WHAT YOU NEED TO DO: Extract every line from the records below that contains the word "hospital".

AVAILABLE RECORDS:
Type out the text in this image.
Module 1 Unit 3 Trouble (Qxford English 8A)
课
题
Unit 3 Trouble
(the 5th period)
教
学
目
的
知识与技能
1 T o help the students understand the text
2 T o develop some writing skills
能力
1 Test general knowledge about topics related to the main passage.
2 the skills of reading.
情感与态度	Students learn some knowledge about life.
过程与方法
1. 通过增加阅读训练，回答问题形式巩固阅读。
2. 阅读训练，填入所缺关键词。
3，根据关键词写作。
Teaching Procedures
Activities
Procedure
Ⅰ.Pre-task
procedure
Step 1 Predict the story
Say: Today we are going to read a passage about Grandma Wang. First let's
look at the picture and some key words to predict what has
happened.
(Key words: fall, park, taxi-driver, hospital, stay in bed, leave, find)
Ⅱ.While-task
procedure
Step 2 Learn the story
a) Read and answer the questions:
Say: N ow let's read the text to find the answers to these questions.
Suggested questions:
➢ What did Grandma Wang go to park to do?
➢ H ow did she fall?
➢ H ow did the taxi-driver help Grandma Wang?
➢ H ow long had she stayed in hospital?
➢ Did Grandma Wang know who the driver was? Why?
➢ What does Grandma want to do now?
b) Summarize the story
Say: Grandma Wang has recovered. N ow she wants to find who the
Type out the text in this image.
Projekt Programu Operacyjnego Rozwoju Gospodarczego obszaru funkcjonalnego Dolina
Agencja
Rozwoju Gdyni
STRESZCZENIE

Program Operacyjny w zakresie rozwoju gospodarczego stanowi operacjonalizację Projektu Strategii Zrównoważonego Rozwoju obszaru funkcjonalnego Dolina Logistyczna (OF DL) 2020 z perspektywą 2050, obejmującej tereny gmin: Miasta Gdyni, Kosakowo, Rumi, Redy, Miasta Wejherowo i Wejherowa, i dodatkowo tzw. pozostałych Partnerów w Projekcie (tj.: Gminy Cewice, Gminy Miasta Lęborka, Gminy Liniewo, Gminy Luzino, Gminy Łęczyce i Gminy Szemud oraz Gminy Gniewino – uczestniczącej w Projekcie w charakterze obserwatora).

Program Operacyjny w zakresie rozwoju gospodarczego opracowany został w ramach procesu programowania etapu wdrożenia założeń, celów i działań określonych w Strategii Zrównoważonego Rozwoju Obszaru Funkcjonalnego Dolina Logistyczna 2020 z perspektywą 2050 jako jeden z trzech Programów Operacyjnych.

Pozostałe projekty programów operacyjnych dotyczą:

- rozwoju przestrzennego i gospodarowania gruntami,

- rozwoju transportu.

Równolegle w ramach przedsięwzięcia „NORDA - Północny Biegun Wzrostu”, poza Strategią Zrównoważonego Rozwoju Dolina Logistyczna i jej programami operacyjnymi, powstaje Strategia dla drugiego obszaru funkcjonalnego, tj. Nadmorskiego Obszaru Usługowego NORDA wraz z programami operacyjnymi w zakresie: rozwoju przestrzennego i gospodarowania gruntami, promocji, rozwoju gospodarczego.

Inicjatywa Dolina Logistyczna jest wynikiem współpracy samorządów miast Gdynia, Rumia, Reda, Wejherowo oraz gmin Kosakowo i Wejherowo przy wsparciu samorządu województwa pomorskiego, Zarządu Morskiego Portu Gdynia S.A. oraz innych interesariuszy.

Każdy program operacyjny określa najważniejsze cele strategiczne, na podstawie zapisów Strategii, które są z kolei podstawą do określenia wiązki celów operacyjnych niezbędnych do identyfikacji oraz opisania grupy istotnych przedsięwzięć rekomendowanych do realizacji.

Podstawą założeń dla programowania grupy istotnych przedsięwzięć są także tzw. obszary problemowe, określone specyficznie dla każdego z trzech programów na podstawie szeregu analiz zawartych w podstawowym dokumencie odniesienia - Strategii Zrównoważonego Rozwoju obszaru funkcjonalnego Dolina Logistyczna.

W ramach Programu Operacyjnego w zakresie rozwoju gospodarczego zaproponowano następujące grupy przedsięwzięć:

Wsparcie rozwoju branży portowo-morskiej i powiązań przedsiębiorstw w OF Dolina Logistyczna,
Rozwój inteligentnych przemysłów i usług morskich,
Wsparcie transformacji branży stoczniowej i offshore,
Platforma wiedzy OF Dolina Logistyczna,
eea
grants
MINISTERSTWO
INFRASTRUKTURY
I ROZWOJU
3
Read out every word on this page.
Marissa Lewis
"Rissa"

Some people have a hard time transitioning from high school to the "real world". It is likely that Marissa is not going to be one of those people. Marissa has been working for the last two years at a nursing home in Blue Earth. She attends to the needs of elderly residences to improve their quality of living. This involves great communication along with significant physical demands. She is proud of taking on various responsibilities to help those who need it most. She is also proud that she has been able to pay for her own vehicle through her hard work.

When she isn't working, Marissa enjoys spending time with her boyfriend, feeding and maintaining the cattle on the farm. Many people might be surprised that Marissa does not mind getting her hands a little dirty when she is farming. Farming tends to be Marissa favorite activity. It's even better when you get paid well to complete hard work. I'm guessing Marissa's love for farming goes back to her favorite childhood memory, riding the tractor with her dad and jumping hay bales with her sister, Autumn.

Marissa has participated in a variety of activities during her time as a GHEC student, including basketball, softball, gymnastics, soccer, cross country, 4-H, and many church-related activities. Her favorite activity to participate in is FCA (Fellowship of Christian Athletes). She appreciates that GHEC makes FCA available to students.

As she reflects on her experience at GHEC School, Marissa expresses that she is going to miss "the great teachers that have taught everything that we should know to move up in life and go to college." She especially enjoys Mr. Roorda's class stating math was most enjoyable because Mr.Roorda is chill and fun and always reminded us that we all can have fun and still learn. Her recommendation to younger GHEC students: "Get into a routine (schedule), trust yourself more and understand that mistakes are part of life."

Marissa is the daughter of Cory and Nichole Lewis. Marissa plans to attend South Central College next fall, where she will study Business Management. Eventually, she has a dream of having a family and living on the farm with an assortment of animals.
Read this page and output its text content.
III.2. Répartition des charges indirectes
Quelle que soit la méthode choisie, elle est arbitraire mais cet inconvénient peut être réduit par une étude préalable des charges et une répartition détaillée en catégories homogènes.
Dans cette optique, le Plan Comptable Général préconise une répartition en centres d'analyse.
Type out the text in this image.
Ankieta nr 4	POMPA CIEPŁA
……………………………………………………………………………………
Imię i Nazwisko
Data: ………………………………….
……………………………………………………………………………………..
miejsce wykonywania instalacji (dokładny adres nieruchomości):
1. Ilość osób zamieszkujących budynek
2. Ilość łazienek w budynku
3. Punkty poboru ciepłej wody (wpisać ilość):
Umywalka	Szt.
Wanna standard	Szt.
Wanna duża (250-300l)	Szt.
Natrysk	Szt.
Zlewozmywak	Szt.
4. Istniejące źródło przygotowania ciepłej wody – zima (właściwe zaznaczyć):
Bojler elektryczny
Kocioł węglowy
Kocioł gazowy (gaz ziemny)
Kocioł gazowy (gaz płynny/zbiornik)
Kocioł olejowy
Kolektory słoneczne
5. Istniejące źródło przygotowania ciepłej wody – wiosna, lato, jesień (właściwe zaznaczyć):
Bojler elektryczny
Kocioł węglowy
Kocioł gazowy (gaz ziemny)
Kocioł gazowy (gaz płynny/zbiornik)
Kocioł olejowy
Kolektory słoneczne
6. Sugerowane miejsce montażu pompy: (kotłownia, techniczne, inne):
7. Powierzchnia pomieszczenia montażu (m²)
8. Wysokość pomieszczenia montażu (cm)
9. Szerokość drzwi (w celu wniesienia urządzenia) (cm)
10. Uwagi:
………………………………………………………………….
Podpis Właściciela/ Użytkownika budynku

ANSWER BELOW:
(Key words: fall, park, taxi-driver, hospital, stay in bed, leave, find)
➢ H ow long had she stayed in hospital?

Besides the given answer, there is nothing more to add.